▶ _WORK REQUIRED_
Your task is to extract every line from the material below exactly.

▶ _RECORDS SHOWN_
-----
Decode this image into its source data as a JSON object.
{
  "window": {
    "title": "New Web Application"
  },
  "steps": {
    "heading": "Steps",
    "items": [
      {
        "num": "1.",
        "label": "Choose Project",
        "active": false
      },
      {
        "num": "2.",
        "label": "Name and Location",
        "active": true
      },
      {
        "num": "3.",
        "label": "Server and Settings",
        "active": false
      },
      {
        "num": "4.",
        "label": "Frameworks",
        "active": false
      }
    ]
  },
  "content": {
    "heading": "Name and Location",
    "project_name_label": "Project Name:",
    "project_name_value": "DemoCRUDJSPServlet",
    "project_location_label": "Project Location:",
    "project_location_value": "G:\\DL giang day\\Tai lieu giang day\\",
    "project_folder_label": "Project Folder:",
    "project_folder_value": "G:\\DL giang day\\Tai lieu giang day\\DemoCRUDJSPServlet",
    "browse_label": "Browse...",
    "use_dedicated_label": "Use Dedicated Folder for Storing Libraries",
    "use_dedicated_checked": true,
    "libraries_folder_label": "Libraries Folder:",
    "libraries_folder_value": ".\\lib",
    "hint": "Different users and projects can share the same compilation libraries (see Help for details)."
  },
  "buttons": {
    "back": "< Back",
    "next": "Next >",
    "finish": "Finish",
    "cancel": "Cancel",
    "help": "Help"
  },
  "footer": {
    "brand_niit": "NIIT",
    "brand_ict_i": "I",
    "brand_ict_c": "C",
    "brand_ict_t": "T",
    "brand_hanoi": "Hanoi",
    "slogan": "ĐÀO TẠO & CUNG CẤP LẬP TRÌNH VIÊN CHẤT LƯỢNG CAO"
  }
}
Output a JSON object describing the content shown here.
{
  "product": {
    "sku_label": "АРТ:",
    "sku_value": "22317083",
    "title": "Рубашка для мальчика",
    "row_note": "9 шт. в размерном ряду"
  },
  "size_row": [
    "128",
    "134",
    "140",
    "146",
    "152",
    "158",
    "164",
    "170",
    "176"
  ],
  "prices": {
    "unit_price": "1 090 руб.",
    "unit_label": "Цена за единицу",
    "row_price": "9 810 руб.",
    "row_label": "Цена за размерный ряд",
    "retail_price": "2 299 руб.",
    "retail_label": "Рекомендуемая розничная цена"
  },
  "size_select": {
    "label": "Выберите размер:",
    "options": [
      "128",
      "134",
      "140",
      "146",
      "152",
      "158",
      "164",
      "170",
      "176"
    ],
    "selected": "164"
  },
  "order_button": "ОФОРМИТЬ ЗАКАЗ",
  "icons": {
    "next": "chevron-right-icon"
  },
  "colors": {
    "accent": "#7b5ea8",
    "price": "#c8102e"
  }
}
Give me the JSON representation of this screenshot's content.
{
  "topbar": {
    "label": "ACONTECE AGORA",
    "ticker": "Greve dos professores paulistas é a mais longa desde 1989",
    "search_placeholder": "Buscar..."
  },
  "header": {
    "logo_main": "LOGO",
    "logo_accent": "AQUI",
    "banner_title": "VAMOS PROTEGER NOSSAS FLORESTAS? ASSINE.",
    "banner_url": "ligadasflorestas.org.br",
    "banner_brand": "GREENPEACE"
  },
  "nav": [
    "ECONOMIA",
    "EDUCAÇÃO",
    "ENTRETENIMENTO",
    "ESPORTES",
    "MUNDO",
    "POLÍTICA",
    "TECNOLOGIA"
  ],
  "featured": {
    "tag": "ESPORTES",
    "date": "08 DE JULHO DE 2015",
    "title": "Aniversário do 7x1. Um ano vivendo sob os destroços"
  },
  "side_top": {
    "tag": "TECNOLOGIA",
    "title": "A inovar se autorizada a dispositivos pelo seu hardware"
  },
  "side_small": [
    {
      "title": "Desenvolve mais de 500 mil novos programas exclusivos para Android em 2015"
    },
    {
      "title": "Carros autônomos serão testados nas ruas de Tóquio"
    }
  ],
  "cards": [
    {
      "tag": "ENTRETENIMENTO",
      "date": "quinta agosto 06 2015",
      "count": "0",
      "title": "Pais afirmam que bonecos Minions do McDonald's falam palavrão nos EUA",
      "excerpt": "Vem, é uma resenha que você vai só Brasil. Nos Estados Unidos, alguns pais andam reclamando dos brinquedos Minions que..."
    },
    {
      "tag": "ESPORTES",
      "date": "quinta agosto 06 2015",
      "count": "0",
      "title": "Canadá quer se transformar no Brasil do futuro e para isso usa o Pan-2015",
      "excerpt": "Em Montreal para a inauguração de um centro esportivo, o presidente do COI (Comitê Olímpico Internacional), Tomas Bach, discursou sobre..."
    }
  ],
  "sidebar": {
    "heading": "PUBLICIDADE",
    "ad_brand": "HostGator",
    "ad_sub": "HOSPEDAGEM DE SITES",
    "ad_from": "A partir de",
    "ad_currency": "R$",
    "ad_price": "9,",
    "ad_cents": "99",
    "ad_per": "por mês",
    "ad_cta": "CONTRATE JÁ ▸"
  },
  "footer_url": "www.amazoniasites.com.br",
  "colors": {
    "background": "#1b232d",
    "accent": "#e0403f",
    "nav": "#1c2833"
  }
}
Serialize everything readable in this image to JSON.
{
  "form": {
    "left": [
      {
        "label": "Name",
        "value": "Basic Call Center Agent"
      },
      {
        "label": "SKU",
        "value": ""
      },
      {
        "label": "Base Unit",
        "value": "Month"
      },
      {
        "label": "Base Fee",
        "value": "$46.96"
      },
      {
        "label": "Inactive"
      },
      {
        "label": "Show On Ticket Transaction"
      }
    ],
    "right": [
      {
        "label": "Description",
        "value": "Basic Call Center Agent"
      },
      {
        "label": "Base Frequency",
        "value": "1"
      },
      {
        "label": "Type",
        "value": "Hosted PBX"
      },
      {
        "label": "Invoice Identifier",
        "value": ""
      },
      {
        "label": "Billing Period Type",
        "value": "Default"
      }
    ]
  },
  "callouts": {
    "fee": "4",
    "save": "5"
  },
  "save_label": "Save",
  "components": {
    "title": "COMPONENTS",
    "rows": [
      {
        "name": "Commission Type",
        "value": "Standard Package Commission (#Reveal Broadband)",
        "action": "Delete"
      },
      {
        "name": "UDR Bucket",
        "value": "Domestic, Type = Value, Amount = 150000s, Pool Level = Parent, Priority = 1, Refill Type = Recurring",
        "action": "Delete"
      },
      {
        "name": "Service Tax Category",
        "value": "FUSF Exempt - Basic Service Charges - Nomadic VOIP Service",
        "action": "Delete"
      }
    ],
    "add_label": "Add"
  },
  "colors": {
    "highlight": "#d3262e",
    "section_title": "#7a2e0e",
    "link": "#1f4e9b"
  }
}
-----
▶ _RESPONSE TO THIS TASK_
Decode this image into its source data as a JSON object.
{
  "window": {
    "title": "New Web Application"
  },
  "steps": {
    "heading": "Steps",
    "items": [
      {
        "num": "1.",
        "label": "Choose Project",
        "active": false
      },
      {
        "num": "2.",
        "label": "Name and Location",
        "active": true
      },
      {
        "num": "3.",
        "label": "Server and Settings",
        "active": false
      },
      {
        "num": "4.",
        "label": "Frameworks",
        "active": false
      }
    ]
  },
  "content": {
    "heading": "Name and Location",
    "project_name_label": "Project Name:",
    "project_name_value": "DemoCRUDJSPServlet",
    "project_location_label": "Project Location:",
    "project_location_value": "G:\\DL giang day\\Tai lieu giang day\\",
    "project_folder_label": "Project Folder:",
    "project_folder_value": "G:\\DL giang day\\Tai lieu giang day\\DemoCRUDJSPServlet",
    "browse_label": "Browse...",
    "use_dedicated_label": "Use Dedicated Folder for Storing Libraries",
    "use_dedicated_checked": true,
    "libraries_folder_label": "Libraries Folder:",
    "libraries_folder_value": ".\\lib",
    "hint": "Different users and projects can share the same compilation libraries (see Help for details)."
  },
  "buttons": {
    "back": "< Back",
    "next": "Next >",
    "finish": "Finish",
    "cancel": "Cancel",
    "help": "Help"
  },
  "footer": {
    "brand_niit": "NIIT",
    "brand_ict_i": "I",
    "brand_ict_c": "C",
    "brand_ict_t": "T",
    "brand_hanoi": "Hanoi",
    "slogan": "ĐÀO TẠO & CUNG CẤP LẬP TRÌNH VIÊN CHẤT LƯỢNG CAO"
  }
}
Output a JSON object describing the content shown here.
{
  "product": {
    "sku_label": "АРТ:",
    "sku_value": "22317083",
    "title": "Рубашка для мальчика",
    "row_note": "9 шт. в размерном ряду"
  },
  "size_row": [
    "128",
    "134",
    "140",
    "146",
    "152",
    "158",
    "164",
    "170",
    "176"
  ],
  "prices": {
    "unit_price": "1 090 руб.",
    "unit_label": "Цена за единицу",
    "row_price": "9 810 руб.",
    "row_label": "Цена за размерный ряд",
    "retail_price": "2 299 руб.",
    "retail_label": "Рекомендуемая розничная цена"
  },
  "size_select": {
    "label": "Выберите размер:",
    "options": [
      "128",
      "134",
      "140",
      "146",
      "152",
      "158",
      "164",
      "170",
      "176"
    ],
    "selected": "164"
  },
  "order_button": "ОФОРМИТЬ ЗАКАЗ",
  "icons": {
    "next": "chevron-right-icon"
  },
  "colors": {
    "accent": "#7b5ea8",
    "price": "#c8102e"
  }
}
Give me the JSON representation of this screenshot's content.
{
  "topbar": {
    "label": "ACONTECE AGORA",
    "ticker": "Greve dos professores paulistas é a mais longa desde 1989",
    "search_placeholder": "Buscar..."
  },
  "header": {
    "logo_main": "LOGO",
    "logo_accent": "AQUI",
    "banner_title": "VAMOS PROTEGER NOSSAS FLORESTAS? ASSINE.",
    "banner_url": "ligadasflorestas.org.br",
    "banner_brand": "GREENPEACE"
  },
  "nav": [
    "ECONOMIA",
    "EDUCAÇÃO",
    "ENTRETENIMENTO",
    "ESPORTES",
    "MUNDO",
    "POLÍTICA",
    "TECNOLOGIA"
  ],
  "featured": {
    "tag": "ESPORTES",
    "date": "08 DE JULHO DE 2015",
    "title": "Aniversário do 7x1. Um ano vivendo sob os destroços"
  },
  "side_top": {
    "tag": "TECNOLOGIA",
    "title": "A inovar se autorizada a dispositivos pelo seu hardware"
  },
  "side_small": [
    {
      "title": "Desenvolve mais de 500 mil novos programas exclusivos para Android em 2015"
    },
    {
      "title": "Carros autônomos serão testados nas ruas de Tóquio"
    }
  ],
  "cards": [
    {
      "tag": "ENTRETENIMENTO",
      "date": "quinta agosto 06 2015",
      "count": "0",
      "title": "Pais afirmam que bonecos Minions do McDonald's falam palavrão nos EUA",
      "excerpt": "Vem, é uma resenha que você vai só Brasil. Nos Estados Unidos, alguns pais andam reclamando dos brinquedos Minions que..."
    },
    {
      "tag": "ESPORTES",
      "date": "quinta agosto 06 2015",
      "count": "0",
      "title": "Canadá quer se transformar no Brasil do futuro e para isso usa o Pan-2015",
      "excerpt": "Em Montreal para a inauguração de um centro esportivo, o presidente do COI (Comitê Olímpico Internacional), Tomas Bach, discursou sobre..."
    }
  ],
  "sidebar": {
    "heading": "PUBLICIDADE",
    "ad_brand": "HostGator",
    "ad_sub": "HOSPEDAGEM DE SITES",
    "ad_from": "A partir de",
    "ad_currency": "R$",
    "ad_price": "9,",
    "ad_cents": "99",
    "ad_per": "por mês",
    "ad_cta": "CONTRATE JÁ ▸"
  },
  "footer_url": "www.amazoniasites.com.br",
  "colors": {
    "background": "#1b232d",
    "accent": "#e0403f",
    "nav": "#1c2833"
  }
}
Serialize everything readable in this image to JSON.
{
  "form": {
    "left": [
      {
        "label": "Name",
        "value": "Basic Call Center Agent"
      },
      {
        "label": "SKU",
        "value": ""
      },
      {
        "label": "Base Unit",
        "value": "Month"
      },
      {
        "label": "Base Fee",
        "value": "$46.96"
      },
      {
        "label": "Inactive"
      },
      {
        "label": "Show On Ticket Transaction"
      }
    ],
    "right": [
      {
        "label": "Description",
        "value": "Basic Call Center Agent"
      },
      {
        "label": "Base Frequency",
        "value": "1"
      },
      {
        "label": "Type",
        "value": "Hosted PBX"
      },
      {
        "label": "Invoice Identifier",
        "value": ""
      },
      {
        "label": "Billing Period Type",
        "value": "Default"
      }
    ]
  },
  "callouts": {
    "fee": "4",
    "save": "5"
  },
  "save_label": "Save",
  "components": {
    "title": "COMPONENTS",
    "rows": [
      {
        "name": "Commission Type",
        "value": "Standard Package Commission (#Reveal Broadband)",
        "action": "Delete"
      },
      {
        "name": "UDR Bucket",
        "value": "Domestic, Type = Value, Amount = 150000s, Pool Level = Parent, Priority = 1, Refill Type = Recurring",
        "action": "Delete"
      },
      {
        "name": "Service Tax Category",
        "value": "FUSF Exempt - Basic Service Charges - Nomadic VOIP Service",
        "action": "Delete"
      }
    ],
    "add_label": "Add"
  },
  "colors": {
    "highlight": "#d3262e",
    "section_title": "#7a2e0e",
    "link": "#1f4e9b"
  }
}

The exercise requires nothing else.